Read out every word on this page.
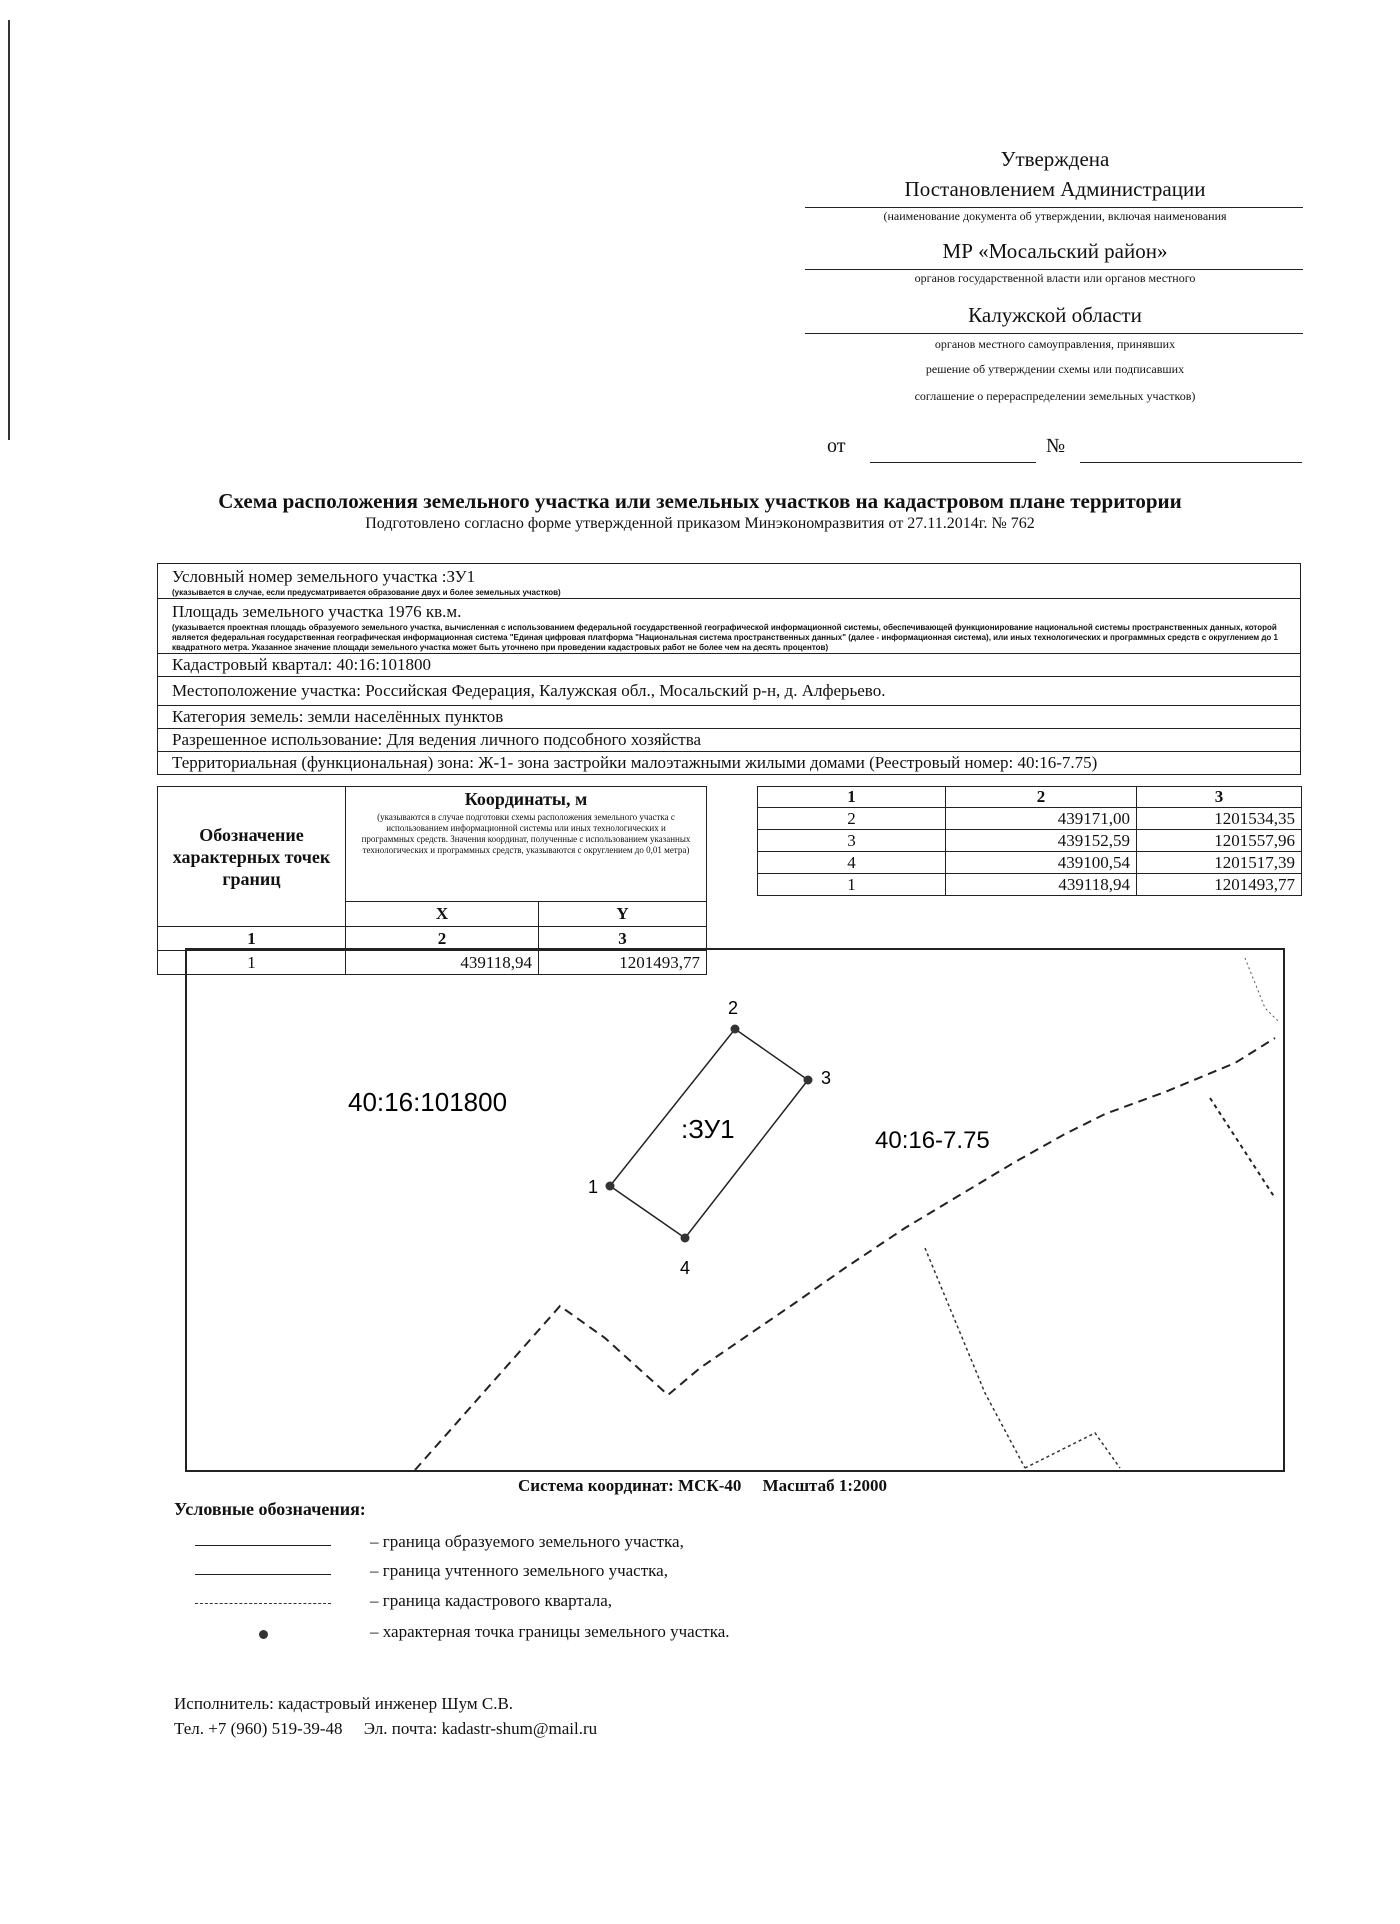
Утверждена
Постановлением Администрации
(наименование документа об утверждении, включая наименования
МР «Мосальский район»
органов государственной власти или органов местного
Калужской области
органов местного самоуправления, принявших
решение об утверждении схемы или подписавших
соглашение о перераспределении земельных участков)
от	№
Схема расположения земельного участка или земельных участков на кадастровом плане территории
Подготовлено согласно форме утвержденной приказом Минэкономразвития от 27.11.2014г. № 762
Условный номер земельного участка :ЗУ1
(указывается в случае, если предусматривается образование двух и более земельных участков)
Площадь земельного участка 1976 кв.м.
(указывается проектная площадь образуемого земельного участка, вычисленная с использованием федеральной государственной географической информационной системы, обеспечивающей функционирование национальной системы пространственных данных, которой является федеральная государственная географическая информационная система "Единая цифровая платформа "Национальная система пространственных данных" (далее - информационная система), или иных технологических и программных средств с округлением до 1 квадратного метра. Указанное значение площади земельного участка может быть уточнено при проведении кадастровых работ не более чем на десять процентов)
Кадастровый квартал: 40:16:101800
Местоположение участка: Российская Федерация, Калужская обл., Мосальский р-н, д. Алферьево.
Категория земель: земли населённых пунктов
Разрешенное использование: Для ведения личного подсобного хозяйства
Территориальная (функциональная) зона: Ж-1- зона застройки малоэтажными жилыми домами (Реестровый номер: 40:16-7.75)
Обозначение характерных точек границ	Координаты, м
(указываются в случае подготовки схемы расположения земельного участка с использованием информационной системы или иных технологических и программных средств. Значения координат, полученные с использованием указанных технологических и программных средств, указываются с округлением до 0,01 метра)	

	X	Y
1	2	3
1	439118,94	1201493,77
1	2	3
2	439171,00	1201534,35
3	439152,59	1201557,96
4	439100,54	1201517,39
1	439118,94	1201493,77
1
2
3
4
40:16:101800
:ЗУ1	40:16-7.75
Система координат: МСК-40     Масштаб 1:2000
Условные обозначения:
– граница образуемого земельного участка,
– граница учтенного земельного участка,
– граница кадастрового квартала,
– характерная точка границы земельного участка.
Исполнитель: кадастровый инженер Шум С.В.
Тел. +7 (960) 519-39-48     Эл. почта: kadastr-shum@mail.ru
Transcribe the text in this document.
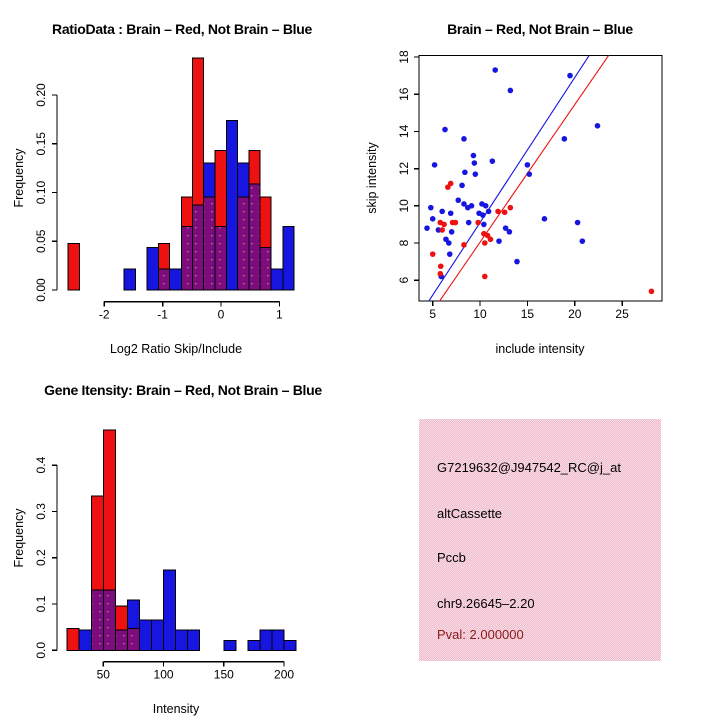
-2	-1	0	1
0.00
0.05
0.10
0.15
0.20
5	10	15	20	25
6
8
10
12
14
16
18
50	100	150	200
0.0
0.1
0.2
0.3
0.4
RatioData : Brain – Red, Not Brain – Blue	Brain – Red, Not Brain – Blue
Gene Itensity: Brain – Red, Not Brain – Blue
Log2 Ratio Skip/Include
Frequency
include intensity
skip intensity
Intensity
Frequency
G7219632@J947542_RC@j_at
altCassette
Pccb
chr9.26645–2.20
Pval: 2.000000
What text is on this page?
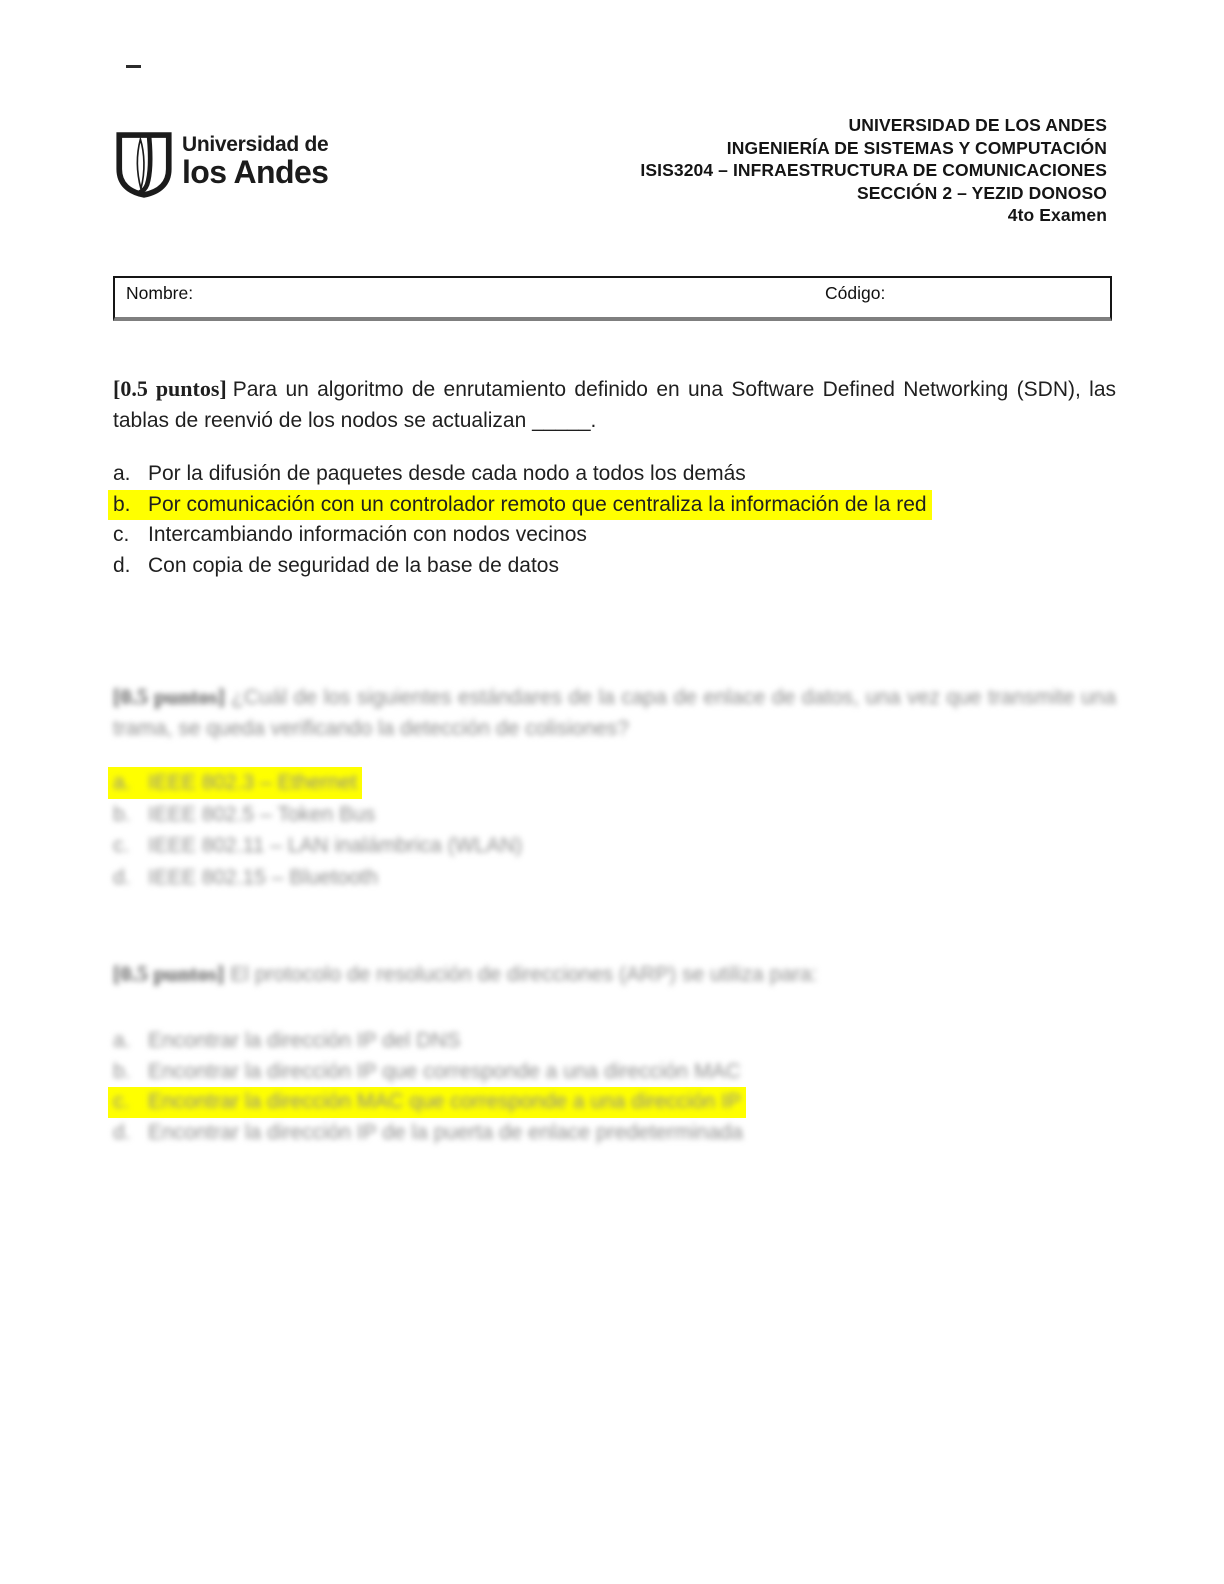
Universidad de
los Andes
UNIVERSIDAD DE LOS ANDES
INGENIERÍA DE SISTEMAS Y COMPUTACIÓN
ISIS3204 – INFRAESTRUCTURA DE COMUNICACIONES
SECCIÓN 2 – YEZID DONOSO
4to Examen
Nombre:	Código:

[0.5 puntos] Para un algoritmo de enrutamiento definido en una Software Defined Networking (SDN), las tablas de reenvió de los nodos se actualizan _____.

a. Por la difusión de paquetes desde cada nodo a todos los demás
b. Por comunicación con un controlador remoto que centraliza la información de la red
c. Intercambiando información con nodos vecinos
d. Con copia de seguridad de la base de datos

[0.5 puntos] ¿Cuál de los siguientes estándares de la capa de enlace de datos, una vez que transmite una trama, se queda verificando la detección de colisiones?

a. IEEE 802.3 – Ethernet
b. IEEE 802.5 – Token Bus
c. IEEE 802.11 – LAN inalámbrica (WLAN)
d. IEEE 802.15 – Bluetooth

[0.5 puntos] El protocolo de resolución de direcciones (ARP) se utiliza para:

a. Encontrar la dirección IP del DNS
b. Encontrar la dirección IP que corresponde a una dirección MAC
c. Encontrar la dirección MAC que corresponde a una dirección IP
d. Encontrar la dirección IP de la puerta de enlace predeterminada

• [What you should do]: Exclude the images, then output the data above word for word.

• [Response to the task]:
Read out every word on this page.
Утверждена
Постановлением Администрации
(наименование документа об утверждении, включая наименования
МР «Мосальский район»
органов государственной власти или органов местного
Калужской области
органов местного самоуправления, принявших
решение об утверждении схемы или подписавших
соглашение о перераспределении земельных участков)
от	№
Схема расположения земельного участка или земельных участков на кадастровом плане территории
Подготовлено согласно форме утвержденной приказом Минэкономразвития от 27.11.2014г. № 762
Условный номер земельного участка :ЗУ1
(указывается в случае, если предусматривается образование двух и более земельных участков)
Площадь земельного участка 1976 кв.м.
(указывается проектная площадь образуемого земельного участка, вычисленная с использованием федеральной государственной географической информационной системы, обеспечивающей функционирование национальной системы пространственных данных, которой является федеральная государственная географическая информационная система "Единая цифровая платформа "Национальная система пространственных данных" (далее - информационная система), или иных технологических и программных средств с округлением до 1 квадратного метра. Указанное значение площади земельного участка может быть уточнено при проведении кадастровых работ не более чем на десять процентов)
Кадастровый квартал: 40:16:101800
Местоположение участка: Российская Федерация, Калужская обл., Мосальский р-н, д. Алферьево.
Категория земель: земли населённых пунктов
Разрешенное использование: Для ведения личного подсобного хозяйства
Территориальная (функциональная) зона: Ж-1- зона застройки малоэтажными жилыми домами (Реестровый номер: 40:16-7.75)
Обозначение характерных точек границ	Координаты, м
(указываются в случае подготовки схемы расположения земельного участка с использованием информационной системы или иных технологических и программных средств. Значения координат, полученные с использованием указанных технологических и программных средств, указываются с округлением до 0,01 метра)	

	X	Y
1	2	3
1	439118,94	1201493,77
1	2	3
2	439171,00	1201534,35
3	439152,59	1201557,96
4	439100,54	1201517,39
1	439118,94	1201493,77
1
2
3
4
40:16:101800
:ЗУ1	40:16-7.75
Система координат: МСК-40     Масштаб 1:2000
Условные обозначения:
– граница образуемого земельного участка,
– граница учтенного земельного участка,
– граница кадастрового квартала,
– характерная точка границы земельного участка.
Исполнитель: кадастровый инженер Шум С.В.
Тел. +7 (960) 519-39-48     Эл. почта: kadastr-shum@mail.ru
Transcribe the text in this document.
-2	-1	0	1
0.00
0.05
0.10
0.15
0.20
5	10	15	20	25
6
8
10
12
14
16
18
50	100	150	200
0.0
0.1
0.2
0.3
0.4
RatioData : Brain – Red, Not Brain – Blue	Brain – Red, Not Brain – Blue
Gene Itensity: Brain – Red, Not Brain – Blue
Log2 Ratio Skip/Include
Frequency
include intensity
skip intensity
Intensity
Frequency
G7219632@J947542_RC@j_at
altCassette
Pccb
chr9.26645–2.20
Pval: 2.000000
What text is on this page?
Universidad de
los Andes
UNIVERSIDAD DE LOS ANDES
INGENIERÍA DE SISTEMAS Y COMPUTACIÓN
ISIS3204 – INFRAESTRUCTURA DE COMUNICACIONES
SECCIÓN 2 – YEZID DONOSO
4to Examen
Nombre:	Código:

[0.5 puntos] Para un algoritmo de enrutamiento definido en una Software Defined Networking (SDN), las tablas de reenvió de los nodos se actualizan _____.

a. Por la difusión de paquetes desde cada nodo a todos los demás
b. Por comunicación con un controlador remoto que centraliza la información de la red
c. Intercambiando información con nodos vecinos
d. Con copia de seguridad de la base de datos

[0.5 puntos] ¿Cuál de los siguientes estándares de la capa de enlace de datos, una vez que transmite una trama, se queda verificando la detección de colisiones?

a. IEEE 802.3 – Ethernet
b. IEEE 802.5 – Token Bus
c. IEEE 802.11 – LAN inalámbrica (WLAN)
d. IEEE 802.15 – Bluetooth

[0.5 puntos] El protocolo de resolución de direcciones (ARP) se utiliza para:

a. Encontrar la dirección IP del DNS
b. Encontrar la dirección IP que corresponde a una dirección MAC
c. Encontrar la dirección MAC que corresponde a una dirección IP
d. Encontrar la dirección IP de la puerta de enlace predeterminada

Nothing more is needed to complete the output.